Excerpted text
Nikolaos (Koos) van Dam (born 1 April 1945) is a Dutch scholar and author on the Middle East. He also was a Dutch Ambassador to Iraq, Egypt, Germany and Indonesia.

Education and career
Van Dam studied Arabic Language and Islam, as well as Political and Social Sciences, in which he received a M.A. degree (doctorandus) cum laude from the University of Amsterdam in 1973. He subsequently obtained a Ph.D. degree in Literature at the same university in 1977. He taught Modern Middle Eastern History at the University of Amsterdam (1970–75), was First Secretary at the Netherlands Embassy in Beirut, covering Lebanon, Jordan and Cyprus (1980–83), Chargé d'Affaires of the Netherlands in Tripoli, Libya (1983–85), and Deputy Director for African and Middle Eastern Affairs at the Netherlands Ministry of Foreign Affairs (1985–88). He was also Ambassador of the Netherlands in Baghdad, Iraq (1988–91; accredited until 2004), in Cairo, covering Egypt and Palestinian occupied territories (1991–96), in Ankara, covering Turkey and Azerbaijan (1996–99), in Bonn & Berlin, Germany (1999–2005), and in Jakarta (2005-2010), covering Indonesia and Timor-Leste.

Record extracts
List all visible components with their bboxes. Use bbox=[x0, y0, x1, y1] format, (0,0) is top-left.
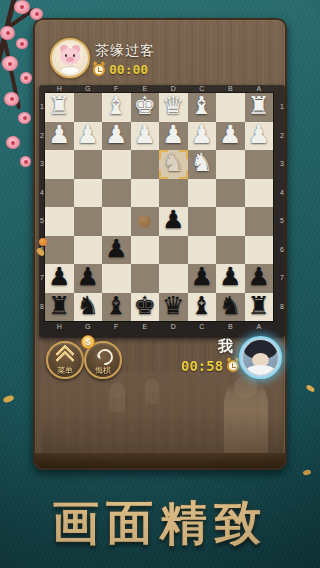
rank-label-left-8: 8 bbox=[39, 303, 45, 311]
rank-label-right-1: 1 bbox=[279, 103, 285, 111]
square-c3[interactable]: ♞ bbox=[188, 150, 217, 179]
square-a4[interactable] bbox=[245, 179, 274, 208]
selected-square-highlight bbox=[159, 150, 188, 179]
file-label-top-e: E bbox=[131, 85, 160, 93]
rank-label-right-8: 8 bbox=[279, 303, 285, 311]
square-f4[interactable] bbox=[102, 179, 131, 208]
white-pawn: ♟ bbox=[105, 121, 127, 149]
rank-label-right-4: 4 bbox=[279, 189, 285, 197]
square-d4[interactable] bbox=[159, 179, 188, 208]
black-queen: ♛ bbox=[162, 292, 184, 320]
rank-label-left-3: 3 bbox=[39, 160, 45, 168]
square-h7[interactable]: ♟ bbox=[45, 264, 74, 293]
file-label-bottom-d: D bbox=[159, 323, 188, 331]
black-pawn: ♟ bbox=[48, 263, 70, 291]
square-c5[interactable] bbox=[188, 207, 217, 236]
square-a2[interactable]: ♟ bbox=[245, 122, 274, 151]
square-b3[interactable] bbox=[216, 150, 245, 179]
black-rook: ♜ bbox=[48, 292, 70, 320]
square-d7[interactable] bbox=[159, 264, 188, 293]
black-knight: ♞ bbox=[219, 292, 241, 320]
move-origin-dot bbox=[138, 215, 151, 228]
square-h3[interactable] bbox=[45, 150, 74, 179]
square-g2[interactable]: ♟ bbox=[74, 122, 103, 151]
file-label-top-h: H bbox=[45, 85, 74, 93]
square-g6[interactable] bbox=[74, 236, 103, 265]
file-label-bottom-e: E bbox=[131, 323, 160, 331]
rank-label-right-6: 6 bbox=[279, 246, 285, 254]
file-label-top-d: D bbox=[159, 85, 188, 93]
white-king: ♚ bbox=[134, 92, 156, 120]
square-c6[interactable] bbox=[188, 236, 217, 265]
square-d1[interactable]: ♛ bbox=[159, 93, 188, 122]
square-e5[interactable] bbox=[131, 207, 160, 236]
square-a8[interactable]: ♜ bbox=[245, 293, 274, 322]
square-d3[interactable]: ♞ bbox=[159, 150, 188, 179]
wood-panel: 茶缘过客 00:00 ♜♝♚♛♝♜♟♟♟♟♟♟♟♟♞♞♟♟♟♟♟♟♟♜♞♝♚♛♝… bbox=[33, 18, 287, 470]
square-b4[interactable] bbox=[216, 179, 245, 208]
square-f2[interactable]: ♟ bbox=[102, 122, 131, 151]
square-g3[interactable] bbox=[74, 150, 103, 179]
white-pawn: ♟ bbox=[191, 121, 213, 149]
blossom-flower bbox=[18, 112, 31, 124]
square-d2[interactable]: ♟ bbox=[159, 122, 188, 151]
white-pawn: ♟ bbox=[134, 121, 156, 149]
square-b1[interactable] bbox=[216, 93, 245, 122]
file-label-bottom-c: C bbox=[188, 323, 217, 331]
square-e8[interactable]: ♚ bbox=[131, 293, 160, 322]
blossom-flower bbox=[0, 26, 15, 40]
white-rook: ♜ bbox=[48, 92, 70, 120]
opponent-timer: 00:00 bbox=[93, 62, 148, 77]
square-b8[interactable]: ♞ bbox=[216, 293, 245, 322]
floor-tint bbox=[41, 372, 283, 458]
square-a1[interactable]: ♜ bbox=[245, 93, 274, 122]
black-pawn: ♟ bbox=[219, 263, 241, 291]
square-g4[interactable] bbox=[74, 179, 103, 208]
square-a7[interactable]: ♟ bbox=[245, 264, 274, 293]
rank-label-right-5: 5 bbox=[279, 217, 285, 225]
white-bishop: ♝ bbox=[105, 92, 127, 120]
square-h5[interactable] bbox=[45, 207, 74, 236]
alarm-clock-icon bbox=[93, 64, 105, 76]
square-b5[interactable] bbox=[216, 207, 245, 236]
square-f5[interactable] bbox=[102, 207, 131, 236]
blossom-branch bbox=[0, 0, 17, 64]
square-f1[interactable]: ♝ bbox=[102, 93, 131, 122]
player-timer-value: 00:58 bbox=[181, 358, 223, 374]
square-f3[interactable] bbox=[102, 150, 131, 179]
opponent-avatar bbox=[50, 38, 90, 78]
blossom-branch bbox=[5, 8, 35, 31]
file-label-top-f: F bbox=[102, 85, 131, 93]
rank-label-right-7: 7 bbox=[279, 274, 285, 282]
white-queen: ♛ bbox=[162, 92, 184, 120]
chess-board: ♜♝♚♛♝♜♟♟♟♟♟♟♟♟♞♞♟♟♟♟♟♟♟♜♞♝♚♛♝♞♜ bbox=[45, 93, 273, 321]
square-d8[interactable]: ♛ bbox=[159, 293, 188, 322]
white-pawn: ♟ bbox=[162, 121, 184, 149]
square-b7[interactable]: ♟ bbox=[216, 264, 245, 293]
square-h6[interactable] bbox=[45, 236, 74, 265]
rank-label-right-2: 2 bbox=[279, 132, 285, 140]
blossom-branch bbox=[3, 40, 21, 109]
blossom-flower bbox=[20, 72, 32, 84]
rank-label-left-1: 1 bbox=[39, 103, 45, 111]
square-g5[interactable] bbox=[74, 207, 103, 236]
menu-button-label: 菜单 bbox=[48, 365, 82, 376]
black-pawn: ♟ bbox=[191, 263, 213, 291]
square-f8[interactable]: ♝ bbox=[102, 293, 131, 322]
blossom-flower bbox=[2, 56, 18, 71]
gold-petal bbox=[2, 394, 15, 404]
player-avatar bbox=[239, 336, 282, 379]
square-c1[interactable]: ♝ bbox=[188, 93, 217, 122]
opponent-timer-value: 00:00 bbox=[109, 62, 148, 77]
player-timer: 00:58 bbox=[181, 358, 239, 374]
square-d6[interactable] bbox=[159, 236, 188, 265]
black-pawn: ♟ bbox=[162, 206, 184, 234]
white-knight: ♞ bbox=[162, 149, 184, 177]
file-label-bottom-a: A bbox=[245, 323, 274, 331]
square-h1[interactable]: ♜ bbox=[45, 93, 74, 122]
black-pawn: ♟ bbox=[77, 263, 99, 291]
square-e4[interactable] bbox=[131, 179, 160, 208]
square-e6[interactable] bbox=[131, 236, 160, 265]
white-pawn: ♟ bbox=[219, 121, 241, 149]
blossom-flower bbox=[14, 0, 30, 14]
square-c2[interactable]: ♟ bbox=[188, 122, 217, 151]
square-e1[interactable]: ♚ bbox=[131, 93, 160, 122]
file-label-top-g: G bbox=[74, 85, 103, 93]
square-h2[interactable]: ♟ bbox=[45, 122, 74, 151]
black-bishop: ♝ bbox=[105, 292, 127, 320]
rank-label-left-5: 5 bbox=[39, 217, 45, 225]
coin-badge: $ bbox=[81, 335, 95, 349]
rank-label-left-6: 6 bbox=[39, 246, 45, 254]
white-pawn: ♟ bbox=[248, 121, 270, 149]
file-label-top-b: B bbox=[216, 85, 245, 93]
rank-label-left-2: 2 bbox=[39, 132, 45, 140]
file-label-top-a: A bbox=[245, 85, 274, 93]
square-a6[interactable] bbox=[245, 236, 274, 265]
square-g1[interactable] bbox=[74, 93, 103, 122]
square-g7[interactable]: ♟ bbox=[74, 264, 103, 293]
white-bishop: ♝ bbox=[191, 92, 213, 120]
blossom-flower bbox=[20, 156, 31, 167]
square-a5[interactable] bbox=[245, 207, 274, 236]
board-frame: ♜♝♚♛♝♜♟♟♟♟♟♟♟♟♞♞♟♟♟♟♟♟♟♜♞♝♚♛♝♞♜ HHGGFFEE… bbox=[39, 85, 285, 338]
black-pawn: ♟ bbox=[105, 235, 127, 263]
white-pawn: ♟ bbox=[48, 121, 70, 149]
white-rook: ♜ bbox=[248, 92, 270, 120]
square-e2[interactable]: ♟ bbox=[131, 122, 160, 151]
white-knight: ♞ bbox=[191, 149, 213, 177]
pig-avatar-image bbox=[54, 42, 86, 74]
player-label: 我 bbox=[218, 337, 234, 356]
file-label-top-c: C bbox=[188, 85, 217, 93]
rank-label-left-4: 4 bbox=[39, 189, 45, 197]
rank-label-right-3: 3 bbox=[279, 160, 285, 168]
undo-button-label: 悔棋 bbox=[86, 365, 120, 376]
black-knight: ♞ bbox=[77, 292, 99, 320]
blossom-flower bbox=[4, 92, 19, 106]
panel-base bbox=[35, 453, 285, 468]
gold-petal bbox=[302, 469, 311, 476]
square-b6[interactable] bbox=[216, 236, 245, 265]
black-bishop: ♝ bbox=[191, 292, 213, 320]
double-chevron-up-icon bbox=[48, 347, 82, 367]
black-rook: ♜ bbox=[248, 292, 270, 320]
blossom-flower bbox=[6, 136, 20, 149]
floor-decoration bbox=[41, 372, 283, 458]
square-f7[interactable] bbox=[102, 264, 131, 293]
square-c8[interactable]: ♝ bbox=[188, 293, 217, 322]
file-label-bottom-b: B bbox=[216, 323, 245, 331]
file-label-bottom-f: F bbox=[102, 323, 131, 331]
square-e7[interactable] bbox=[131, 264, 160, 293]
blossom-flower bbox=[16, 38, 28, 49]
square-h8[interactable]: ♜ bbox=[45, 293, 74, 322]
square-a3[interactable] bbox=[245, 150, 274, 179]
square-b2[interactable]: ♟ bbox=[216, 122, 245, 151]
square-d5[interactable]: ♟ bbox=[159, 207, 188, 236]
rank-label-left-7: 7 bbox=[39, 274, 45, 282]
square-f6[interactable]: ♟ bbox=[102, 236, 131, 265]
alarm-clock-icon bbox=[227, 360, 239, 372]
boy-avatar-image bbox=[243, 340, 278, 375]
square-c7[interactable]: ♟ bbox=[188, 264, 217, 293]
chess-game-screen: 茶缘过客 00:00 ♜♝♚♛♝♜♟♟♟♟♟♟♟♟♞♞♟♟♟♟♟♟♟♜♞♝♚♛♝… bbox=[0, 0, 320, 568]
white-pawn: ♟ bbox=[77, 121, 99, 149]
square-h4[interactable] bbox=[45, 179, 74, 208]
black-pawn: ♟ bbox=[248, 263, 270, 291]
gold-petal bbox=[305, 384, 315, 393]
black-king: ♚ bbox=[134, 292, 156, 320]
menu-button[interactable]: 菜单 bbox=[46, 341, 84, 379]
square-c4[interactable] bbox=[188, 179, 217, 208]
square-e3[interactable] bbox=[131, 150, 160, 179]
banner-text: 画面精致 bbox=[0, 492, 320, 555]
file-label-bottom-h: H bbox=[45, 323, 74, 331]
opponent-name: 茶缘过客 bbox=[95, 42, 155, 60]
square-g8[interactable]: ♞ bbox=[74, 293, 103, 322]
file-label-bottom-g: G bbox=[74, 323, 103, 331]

Set tasks
1. According to the van Dam biography, which countries did his post as First Secretary at the Netherlands Embassy in Beirut cover?
2. Retype a passage from the van Dam biography word for word: begin at the words "Nikolaos (Koos) van" and stop after "Germany and Indonesia.".
The records are material separate from the van Dam biography.

Task-by-task outputs
1. Lebanon, Jordan and Cyprus.

2.
Nikolaos (Koos) van Dam (born 1 April 1945) is a Dutch scholar and author on the Middle East. He also was a Dutch Ambassador to Iraq, Egypt, Germany and Indonesia.